**EXERCISE PROMPT**
Extract every line of the entries below word for word, omitting the pictures.

* Start DATA LISTING *

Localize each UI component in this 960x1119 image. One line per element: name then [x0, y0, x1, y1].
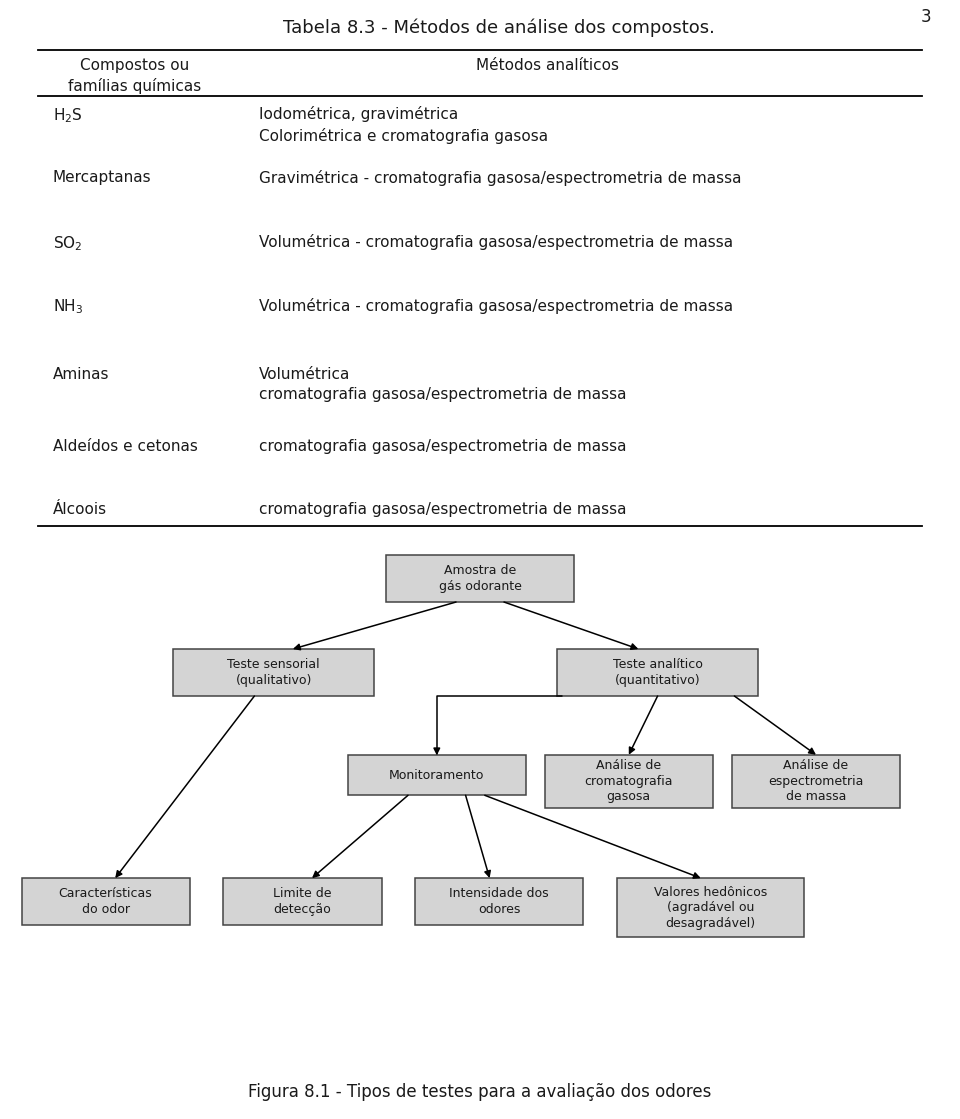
FancyBboxPatch shape	[173, 649, 374, 696]
Text: Compostos ou
famílias químicas: Compostos ou famílias químicas	[68, 58, 201, 94]
Text: Amostra de
gás odorante: Amostra de gás odorante	[439, 564, 521, 593]
FancyBboxPatch shape	[386, 555, 573, 602]
FancyBboxPatch shape	[616, 878, 804, 937]
FancyBboxPatch shape	[223, 878, 381, 925]
Text: Mercaptanas: Mercaptanas	[53, 170, 152, 185]
Text: Características
do odor: Características do odor	[59, 887, 153, 915]
Text: SO$_2$: SO$_2$	[53, 234, 83, 253]
Text: Análise de
cromatografia
gasosa: Análise de cromatografia gasosa	[585, 759, 673, 803]
Text: Aldeídos e cetonas: Aldeídos e cetonas	[53, 439, 198, 453]
Text: Volumétrica - cromatografia gasosa/espectrometria de massa: Volumétrica - cromatografia gasosa/espec…	[259, 298, 733, 313]
Text: Limite de
detecção: Limite de detecção	[274, 887, 331, 915]
FancyBboxPatch shape	[22, 878, 190, 925]
FancyBboxPatch shape	[415, 878, 583, 925]
Text: Figura 8.1 - Tipos de testes para a avaliação dos odores: Figura 8.1 - Tipos de testes para a aval…	[249, 1083, 711, 1101]
Text: cromatografia gasosa/espectrometria de massa: cromatografia gasosa/espectrometria de m…	[259, 439, 627, 453]
Text: 3: 3	[921, 8, 931, 26]
Text: Valores hedônicos
(agradável ou
desagradável): Valores hedônicos (agradável ou desagrad…	[654, 885, 767, 930]
Text: Análise de
espectrometria
de massa: Análise de espectrometria de massa	[768, 759, 864, 803]
Text: Monitoramento: Monitoramento	[389, 769, 485, 782]
FancyBboxPatch shape	[544, 755, 712, 808]
FancyBboxPatch shape	[557, 649, 758, 696]
Text: Iodométrica, gravimétrica
Colorimétrica e cromatografia gasosa: Iodométrica, gravimétrica Colorimétrica …	[259, 106, 548, 143]
Text: Álcoois: Álcoois	[53, 502, 107, 517]
Text: Gravimétrica - cromatografia gasosa/espectrometria de massa: Gravimétrica - cromatografia gasosa/espe…	[259, 170, 742, 186]
Text: H$_2$S: H$_2$S	[53, 106, 83, 125]
Text: Métodos analíticos: Métodos analíticos	[476, 58, 618, 74]
FancyBboxPatch shape	[348, 755, 526, 796]
Text: cromatografia gasosa/espectrometria de massa: cromatografia gasosa/espectrometria de m…	[259, 502, 627, 517]
Text: Tabela 8.3 - Métodos de análise dos compostos.: Tabela 8.3 - Métodos de análise dos comp…	[283, 19, 715, 37]
Text: Volumétrica - cromatografia gasosa/espectrometria de massa: Volumétrica - cromatografia gasosa/espec…	[259, 234, 733, 250]
Text: Teste sensorial
(qualitativo): Teste sensorial (qualitativo)	[228, 658, 320, 687]
Text: Aminas: Aminas	[53, 367, 109, 382]
Text: Intensidade dos
odores: Intensidade dos odores	[449, 887, 549, 915]
FancyBboxPatch shape	[732, 755, 900, 808]
Text: NH$_3$: NH$_3$	[53, 298, 84, 317]
Text: Teste analítico
(quantitativo): Teste analítico (quantitativo)	[612, 658, 703, 687]
Text: Volumétrica
cromatografia gasosa/espectrometria de massa: Volumétrica cromatografia gasosa/espectr…	[259, 367, 627, 402]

* End DATA LISTING *

**RESULT FOR THIS TASK**
Localize each UI component in this 960x1119 image. One line per element: name then [x0, y0, x1, y1].
FancyBboxPatch shape	[173, 649, 374, 696]
Text: Compostos ou
famílias químicas: Compostos ou famílias químicas	[68, 58, 201, 94]
Text: Amostra de
gás odorante: Amostra de gás odorante	[439, 564, 521, 593]
FancyBboxPatch shape	[386, 555, 573, 602]
FancyBboxPatch shape	[616, 878, 804, 937]
FancyBboxPatch shape	[223, 878, 381, 925]
Text: Mercaptanas: Mercaptanas	[53, 170, 152, 185]
Text: Características
do odor: Características do odor	[59, 887, 153, 915]
Text: SO$_2$: SO$_2$	[53, 234, 83, 253]
Text: Análise de
cromatografia
gasosa: Análise de cromatografia gasosa	[585, 759, 673, 803]
Text: Aldeídos e cetonas: Aldeídos e cetonas	[53, 439, 198, 453]
Text: Volumétrica - cromatografia gasosa/espectrometria de massa: Volumétrica - cromatografia gasosa/espec…	[259, 298, 733, 313]
Text: Limite de
detecção: Limite de detecção	[274, 887, 331, 915]
FancyBboxPatch shape	[22, 878, 190, 925]
FancyBboxPatch shape	[415, 878, 583, 925]
Text: Figura 8.1 - Tipos de testes para a avaliação dos odores: Figura 8.1 - Tipos de testes para a aval…	[249, 1083, 711, 1101]
Text: cromatografia gasosa/espectrometria de massa: cromatografia gasosa/espectrometria de m…	[259, 439, 627, 453]
Text: 3: 3	[921, 8, 931, 26]
Text: Valores hedônicos
(agradável ou
desagradável): Valores hedônicos (agradável ou desagrad…	[654, 885, 767, 930]
Text: Análise de
espectrometria
de massa: Análise de espectrometria de massa	[768, 759, 864, 803]
Text: Monitoramento: Monitoramento	[389, 769, 485, 782]
FancyBboxPatch shape	[544, 755, 712, 808]
FancyBboxPatch shape	[557, 649, 758, 696]
Text: Iodométrica, gravimétrica
Colorimétrica e cromatografia gasosa: Iodométrica, gravimétrica Colorimétrica …	[259, 106, 548, 143]
Text: Álcoois: Álcoois	[53, 502, 107, 517]
Text: Gravimétrica - cromatografia gasosa/espectrometria de massa: Gravimétrica - cromatografia gasosa/espe…	[259, 170, 742, 186]
Text: H$_2$S: H$_2$S	[53, 106, 83, 125]
Text: Métodos analíticos: Métodos analíticos	[476, 58, 618, 74]
FancyBboxPatch shape	[348, 755, 526, 796]
Text: cromatografia gasosa/espectrometria de massa: cromatografia gasosa/espectrometria de m…	[259, 502, 627, 517]
Text: Tabela 8.3 - Métodos de análise dos compostos.: Tabela 8.3 - Métodos de análise dos comp…	[283, 19, 715, 37]
Text: Volumétrica - cromatografia gasosa/espectrometria de massa: Volumétrica - cromatografia gasosa/espec…	[259, 234, 733, 250]
Text: Teste sensorial
(qualitativo): Teste sensorial (qualitativo)	[228, 658, 320, 687]
Text: Aminas: Aminas	[53, 367, 109, 382]
Text: Intensidade dos
odores: Intensidade dos odores	[449, 887, 549, 915]
FancyBboxPatch shape	[732, 755, 900, 808]
Text: NH$_3$: NH$_3$	[53, 298, 84, 317]
Text: Teste analítico
(quantitativo): Teste analítico (quantitativo)	[612, 658, 703, 687]
Text: Volumétrica
cromatografia gasosa/espectrometria de massa: Volumétrica cromatografia gasosa/espectr…	[259, 367, 627, 402]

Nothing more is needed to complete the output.